● Written instruction
Output all entries verbatim. Skip pictures.

● Exercise material
* * * * *
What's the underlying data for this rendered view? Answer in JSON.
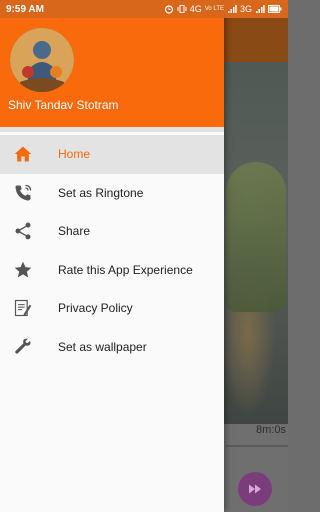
{
  "status_bar": {
    "time": "9:59 AM",
    "network": "4G",
    "volte": "Vo LTE",
    "network2": "3G"
  },
  "app": {
    "title": "Shiv Tandav Stotram",
    "duration": "8m:0s",
    "accent": "#f86a0b"
  },
  "menu": {
    "items": [
      {
        "label": "Home",
        "icon": "home-icon",
        "active": true
      },
      {
        "label": "Set as Ringtone",
        "icon": "phone-ring-icon",
        "active": false
      },
      {
        "label": "Share",
        "icon": "share-icon",
        "active": false
      },
      {
        "label": "Rate this App Experience",
        "icon": "star-icon",
        "active": false
      },
      {
        "label": "Privacy Policy",
        "icon": "document-edit-icon",
        "active": false
      },
      {
        "label": "Set as wallpaper",
        "icon": "wrench-icon",
        "active": false
      }
    ]
  }
}
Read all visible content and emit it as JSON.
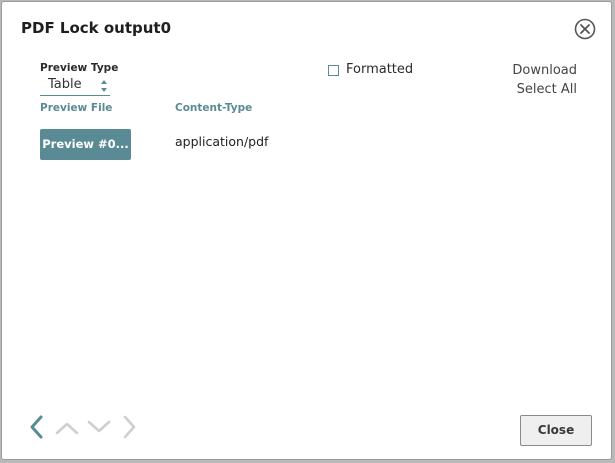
{
  "dialog": {
    "title": "PDF Lock output0"
  },
  "preview_type": {
    "label": "Preview Type",
    "selected": "Table"
  },
  "formatted": {
    "label": "Formatted",
    "checked": false
  },
  "actions": {
    "download": "Download",
    "select_all": "Select All"
  },
  "table": {
    "headers": [
      "Preview File",
      "Content-Type"
    ],
    "rows": [
      {
        "preview_button": "Preview #0...",
        "content_type": "application/pdf"
      }
    ]
  },
  "footer": {
    "close_label": "Close"
  },
  "colors": {
    "accent": "#5a8a94",
    "nav_active": "#5a8a94",
    "nav_disabled": "#cfcfcf"
  }
}
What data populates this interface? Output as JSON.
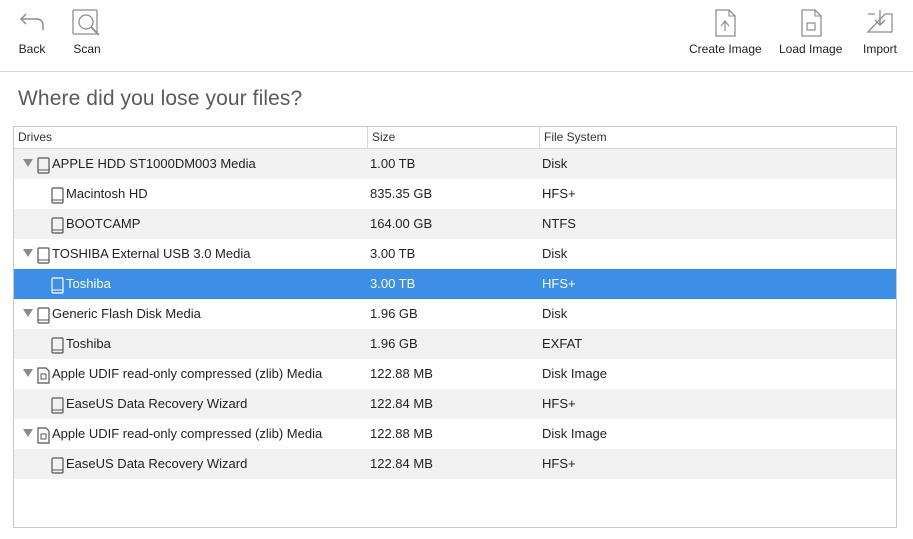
{
  "toolbar": {
    "back_label": "Back",
    "scan_label": "Scan",
    "create_image_label": "Create Image",
    "load_image_label": "Load Image",
    "import_label": "Import"
  },
  "page": {
    "title": "Where did you lose your files?"
  },
  "table": {
    "columns": {
      "drives": "Drives",
      "size": "Size",
      "file_system": "File System"
    },
    "rows": [
      {
        "name": "APPLE HDD ST1000DM003 Media",
        "size": "1.00 TB",
        "fs": "Disk",
        "level": 0,
        "icon": "drive-icon"
      },
      {
        "name": "Macintosh HD",
        "size": "835.35 GB",
        "fs": "HFS+",
        "level": 1,
        "icon": "partition-icon"
      },
      {
        "name": "BOOTCAMP",
        "size": "164.00 GB",
        "fs": "NTFS",
        "level": 1,
        "icon": "partition-icon"
      },
      {
        "name": "TOSHIBA External USB 3.0 Media",
        "size": "3.00 TB",
        "fs": "Disk",
        "level": 0,
        "icon": "drive-icon"
      },
      {
        "name": "Toshiba",
        "size": "3.00 TB",
        "fs": "HFS+",
        "level": 1,
        "icon": "partition-icon",
        "selected": true
      },
      {
        "name": "Generic Flash Disk Media",
        "size": "1.96 GB",
        "fs": "Disk",
        "level": 0,
        "icon": "drive-icon"
      },
      {
        "name": "Toshiba",
        "size": "1.96 GB",
        "fs": "EXFAT",
        "level": 1,
        "icon": "partition-icon"
      },
      {
        "name": "Apple UDIF read-only compressed (zlib) Media",
        "size": "122.88 MB",
        "fs": "Disk Image",
        "level": 0,
        "icon": "disk-image-icon"
      },
      {
        "name": "EaseUS Data Recovery Wizard",
        "size": "122.84 MB",
        "fs": "HFS+",
        "level": 1,
        "icon": "partition-icon"
      },
      {
        "name": "Apple UDIF read-only compressed (zlib) Media",
        "size": "122.88 MB",
        "fs": "Disk Image",
        "level": 0,
        "icon": "disk-image-icon"
      },
      {
        "name": "EaseUS Data Recovery Wizard",
        "size": "122.84 MB",
        "fs": "HFS+",
        "level": 1,
        "icon": "partition-icon"
      }
    ]
  },
  "colors": {
    "selection": "#3d8ee7",
    "row_alt": "#f2f2f2",
    "title": "#5a5a5a"
  }
}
* * * * *
● Expected output
What's the underlying data for this rendered view? Answer in JSON.
{
  "status_bar": {
    "time": "9:59 AM",
    "network": "4G",
    "volte": "Vo LTE",
    "network2": "3G"
  },
  "app": {
    "title": "Shiv Tandav Stotram",
    "duration": "8m:0s",
    "accent": "#f86a0b"
  },
  "menu": {
    "items": [
      {
        "label": "Home",
        "icon": "home-icon",
        "active": true
      },
      {
        "label": "Set as Ringtone",
        "icon": "phone-ring-icon",
        "active": false
      },
      {
        "label": "Share",
        "icon": "share-icon",
        "active": false
      },
      {
        "label": "Rate this App Experience",
        "icon": "star-icon",
        "active": false
      },
      {
        "label": "Privacy Policy",
        "icon": "document-edit-icon",
        "active": false
      },
      {
        "label": "Set as wallpaper",
        "icon": "wrench-icon",
        "active": false
      }
    ]
  }
}
Read all visible content and emit it as JSON.
{
  "dialog": {
    "title": "PDF Lock output0"
  },
  "preview_type": {
    "label": "Preview Type",
    "selected": "Table"
  },
  "formatted": {
    "label": "Formatted",
    "checked": false
  },
  "actions": {
    "download": "Download",
    "select_all": "Select All"
  },
  "table": {
    "headers": [
      "Preview File",
      "Content-Type"
    ],
    "rows": [
      {
        "preview_button": "Preview #0...",
        "content_type": "application/pdf"
      }
    ]
  },
  "footer": {
    "close_label": "Close"
  },
  "colors": {
    "accent": "#5a8a94",
    "nav_active": "#5a8a94",
    "nav_disabled": "#cfcfcf"
  }
}
What data populates this interface? Output as JSON.
{
  "toolbar": {
    "back_label": "Back",
    "scan_label": "Scan",
    "create_image_label": "Create Image",
    "load_image_label": "Load Image",
    "import_label": "Import"
  },
  "page": {
    "title": "Where did you lose your files?"
  },
  "table": {
    "columns": {
      "drives": "Drives",
      "size": "Size",
      "file_system": "File System"
    },
    "rows": [
      {
        "name": "APPLE HDD ST1000DM003 Media",
        "size": "1.00 TB",
        "fs": "Disk",
        "level": 0,
        "icon": "drive-icon"
      },
      {
        "name": "Macintosh HD",
        "size": "835.35 GB",
        "fs": "HFS+",
        "level": 1,
        "icon": "partition-icon"
      },
      {
        "name": "BOOTCAMP",
        "size": "164.00 GB",
        "fs": "NTFS",
        "level": 1,
        "icon": "partition-icon"
      },
      {
        "name": "TOSHIBA External USB 3.0 Media",
        "size": "3.00 TB",
        "fs": "Disk",
        "level": 0,
        "icon": "drive-icon"
      },
      {
        "name": "Toshiba",
        "size": "3.00 TB",
        "fs": "HFS+",
        "level": 1,
        "icon": "partition-icon",
        "selected": true
      },
      {
        "name": "Generic Flash Disk Media",
        "size": "1.96 GB",
        "fs": "Disk",
        "level": 0,
        "icon": "drive-icon"
      },
      {
        "name": "Toshiba",
        "size": "1.96 GB",
        "fs": "EXFAT",
        "level": 1,
        "icon": "partition-icon"
      },
      {
        "name": "Apple UDIF read-only compressed (zlib) Media",
        "size": "122.88 MB",
        "fs": "Disk Image",
        "level": 0,
        "icon": "disk-image-icon"
      },
      {
        "name": "EaseUS Data Recovery Wizard",
        "size": "122.84 MB",
        "fs": "HFS+",
        "level": 1,
        "icon": "partition-icon"
      },
      {
        "name": "Apple UDIF read-only compressed (zlib) Media",
        "size": "122.88 MB",
        "fs": "Disk Image",
        "level": 0,
        "icon": "disk-image-icon"
      },
      {
        "name": "EaseUS Data Recovery Wizard",
        "size": "122.84 MB",
        "fs": "HFS+",
        "level": 1,
        "icon": "partition-icon"
      }
    ]
  },
  "colors": {
    "selection": "#3d8ee7",
    "row_alt": "#f2f2f2",
    "title": "#5a5a5a"
  }
}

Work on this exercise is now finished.